* _Your objective_
Every line of the data must be copied exactly.

[Start Provided records]

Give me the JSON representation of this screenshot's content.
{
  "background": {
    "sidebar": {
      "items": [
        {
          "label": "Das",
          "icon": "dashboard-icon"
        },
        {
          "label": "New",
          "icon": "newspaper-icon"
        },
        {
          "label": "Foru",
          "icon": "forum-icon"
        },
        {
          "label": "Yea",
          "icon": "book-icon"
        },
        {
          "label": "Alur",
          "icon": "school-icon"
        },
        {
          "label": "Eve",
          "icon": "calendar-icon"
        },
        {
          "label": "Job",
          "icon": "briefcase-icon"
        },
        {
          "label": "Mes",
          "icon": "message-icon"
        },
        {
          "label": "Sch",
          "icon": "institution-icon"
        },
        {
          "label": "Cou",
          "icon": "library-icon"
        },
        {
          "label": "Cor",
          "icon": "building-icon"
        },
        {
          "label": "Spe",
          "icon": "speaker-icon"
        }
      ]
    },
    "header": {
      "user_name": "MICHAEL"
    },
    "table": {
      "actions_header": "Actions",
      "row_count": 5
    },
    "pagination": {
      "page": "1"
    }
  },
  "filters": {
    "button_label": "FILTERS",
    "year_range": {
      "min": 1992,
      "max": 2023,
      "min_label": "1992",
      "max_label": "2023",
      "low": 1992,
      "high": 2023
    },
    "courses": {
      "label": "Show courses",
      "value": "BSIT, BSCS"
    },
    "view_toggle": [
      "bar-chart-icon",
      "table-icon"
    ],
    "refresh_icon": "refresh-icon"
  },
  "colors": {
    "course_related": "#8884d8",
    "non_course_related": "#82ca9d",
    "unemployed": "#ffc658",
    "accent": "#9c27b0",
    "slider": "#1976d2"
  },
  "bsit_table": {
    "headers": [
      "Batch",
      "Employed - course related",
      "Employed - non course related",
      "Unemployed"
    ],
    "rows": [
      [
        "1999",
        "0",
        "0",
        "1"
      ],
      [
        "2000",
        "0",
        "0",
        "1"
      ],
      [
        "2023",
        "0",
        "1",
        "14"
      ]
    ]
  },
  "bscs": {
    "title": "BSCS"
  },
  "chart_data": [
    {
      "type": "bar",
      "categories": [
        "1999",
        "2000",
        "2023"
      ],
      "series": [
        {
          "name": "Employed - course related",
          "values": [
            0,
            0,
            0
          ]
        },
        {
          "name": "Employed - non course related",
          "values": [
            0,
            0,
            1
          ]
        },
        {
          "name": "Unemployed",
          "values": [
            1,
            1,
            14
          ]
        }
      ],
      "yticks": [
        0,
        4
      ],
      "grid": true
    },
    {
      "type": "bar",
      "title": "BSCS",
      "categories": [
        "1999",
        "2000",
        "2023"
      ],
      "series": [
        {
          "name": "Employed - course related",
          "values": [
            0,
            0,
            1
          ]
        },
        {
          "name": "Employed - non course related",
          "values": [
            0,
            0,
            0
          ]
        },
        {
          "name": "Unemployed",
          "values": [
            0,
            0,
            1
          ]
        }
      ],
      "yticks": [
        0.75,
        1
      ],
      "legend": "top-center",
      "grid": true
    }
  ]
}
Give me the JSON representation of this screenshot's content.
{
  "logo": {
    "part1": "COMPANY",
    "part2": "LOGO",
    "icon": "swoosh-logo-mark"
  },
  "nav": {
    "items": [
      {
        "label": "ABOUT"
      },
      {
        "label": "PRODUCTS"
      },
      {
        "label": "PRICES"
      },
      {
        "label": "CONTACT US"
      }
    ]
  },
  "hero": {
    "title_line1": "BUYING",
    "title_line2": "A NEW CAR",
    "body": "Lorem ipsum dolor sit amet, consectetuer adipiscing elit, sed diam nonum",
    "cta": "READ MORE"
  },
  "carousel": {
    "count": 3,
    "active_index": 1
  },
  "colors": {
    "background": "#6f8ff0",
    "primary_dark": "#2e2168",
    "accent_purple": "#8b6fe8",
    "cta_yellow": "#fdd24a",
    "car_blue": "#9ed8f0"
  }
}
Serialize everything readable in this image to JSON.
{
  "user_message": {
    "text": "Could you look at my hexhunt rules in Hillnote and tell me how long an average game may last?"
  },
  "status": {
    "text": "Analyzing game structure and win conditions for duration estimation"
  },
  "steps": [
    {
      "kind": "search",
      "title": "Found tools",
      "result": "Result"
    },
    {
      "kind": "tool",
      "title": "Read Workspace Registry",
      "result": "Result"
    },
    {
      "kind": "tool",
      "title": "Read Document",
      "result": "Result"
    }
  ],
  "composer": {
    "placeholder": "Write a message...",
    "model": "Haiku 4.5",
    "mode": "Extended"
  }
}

[End Provided records]

* _Exercise answer_
Give me the JSON representation of this screenshot's content.
{
  "background": {
    "sidebar": {
      "items": [
        {
          "label": "Das",
          "icon": "dashboard-icon"
        },
        {
          "label": "New",
          "icon": "newspaper-icon"
        },
        {
          "label": "Foru",
          "icon": "forum-icon"
        },
        {
          "label": "Yea",
          "icon": "book-icon"
        },
        {
          "label": "Alur",
          "icon": "school-icon"
        },
        {
          "label": "Eve",
          "icon": "calendar-icon"
        },
        {
          "label": "Job",
          "icon": "briefcase-icon"
        },
        {
          "label": "Mes",
          "icon": "message-icon"
        },
        {
          "label": "Sch",
          "icon": "institution-icon"
        },
        {
          "label": "Cou",
          "icon": "library-icon"
        },
        {
          "label": "Cor",
          "icon": "building-icon"
        },
        {
          "label": "Spe",
          "icon": "speaker-icon"
        }
      ]
    },
    "header": {
      "user_name": "MICHAEL"
    },
    "table": {
      "actions_header": "Actions",
      "row_count": 5
    },
    "pagination": {
      "page": "1"
    }
  },
  "filters": {
    "button_label": "FILTERS",
    "year_range": {
      "min": 1992,
      "max": 2023,
      "min_label": "1992",
      "max_label": "2023",
      "low": 1992,
      "high": 2023
    },
    "courses": {
      "label": "Show courses",
      "value": "BSIT, BSCS"
    },
    "view_toggle": [
      "bar-chart-icon",
      "table-icon"
    ],
    "refresh_icon": "refresh-icon"
  },
  "colors": {
    "course_related": "#8884d8",
    "non_course_related": "#82ca9d",
    "unemployed": "#ffc658",
    "accent": "#9c27b0",
    "slider": "#1976d2"
  },
  "bsit_table": {
    "headers": [
      "Batch",
      "Employed - course related",
      "Employed - non course related",
      "Unemployed"
    ],
    "rows": [
      [
        "1999",
        "0",
        "0",
        "1"
      ],
      [
        "2000",
        "0",
        "0",
        "1"
      ],
      [
        "2023",
        "0",
        "1",
        "14"
      ]
    ]
  },
  "bscs": {
    "title": "BSCS"
  },
  "chart_data": [
    {
      "type": "bar",
      "categories": [
        "1999",
        "2000",
        "2023"
      ],
      "series": [
        {
          "name": "Employed - course related",
          "values": [
            0,
            0,
            0
          ]
        },
        {
          "name": "Employed - non course related",
          "values": [
            0,
            0,
            1
          ]
        },
        {
          "name": "Unemployed",
          "values": [
            1,
            1,
            14
          ]
        }
      ],
      "yticks": [
        0,
        4
      ],
      "grid": true
    },
    {
      "type": "bar",
      "title": "BSCS",
      "categories": [
        "1999",
        "2000",
        "2023"
      ],
      "series": [
        {
          "name": "Employed - course related",
          "values": [
            0,
            0,
            1
          ]
        },
        {
          "name": "Employed - non course related",
          "values": [
            0,
            0,
            0
          ]
        },
        {
          "name": "Unemployed",
          "values": [
            0,
            0,
            1
          ]
        }
      ],
      "yticks": [
        0.75,
        1
      ],
      "legend": "top-center",
      "grid": true
    }
  ]
}
Give me the JSON representation of this screenshot's content.
{
  "logo": {
    "part1": "COMPANY",
    "part2": "LOGO",
    "icon": "swoosh-logo-mark"
  },
  "nav": {
    "items": [
      {
        "label": "ABOUT"
      },
      {
        "label": "PRODUCTS"
      },
      {
        "label": "PRICES"
      },
      {
        "label": "CONTACT US"
      }
    ]
  },
  "hero": {
    "title_line1": "BUYING",
    "title_line2": "A NEW CAR",
    "body": "Lorem ipsum dolor sit amet, consectetuer adipiscing elit, sed diam nonum",
    "cta": "READ MORE"
  },
  "carousel": {
    "count": 3,
    "active_index": 1
  },
  "colors": {
    "background": "#6f8ff0",
    "primary_dark": "#2e2168",
    "accent_purple": "#8b6fe8",
    "cta_yellow": "#fdd24a",
    "car_blue": "#9ed8f0"
  }
}
Serialize everything readable in this image to JSON.
{
  "user_message": {
    "text": "Could you look at my hexhunt rules in Hillnote and tell me how long an average game may last?"
  },
  "status": {
    "text": "Analyzing game structure and win conditions for duration estimation"
  },
  "steps": [
    {
      "kind": "search",
      "title": "Found tools",
      "result": "Result"
    },
    {
      "kind": "tool",
      "title": "Read Workspace Registry",
      "result": "Result"
    },
    {
      "kind": "tool",
      "title": "Read Document",
      "result": "Result"
    }
  ],
  "composer": {
    "placeholder": "Write a message...",
    "model": "Haiku 4.5",
    "mode": "Extended"
  }
}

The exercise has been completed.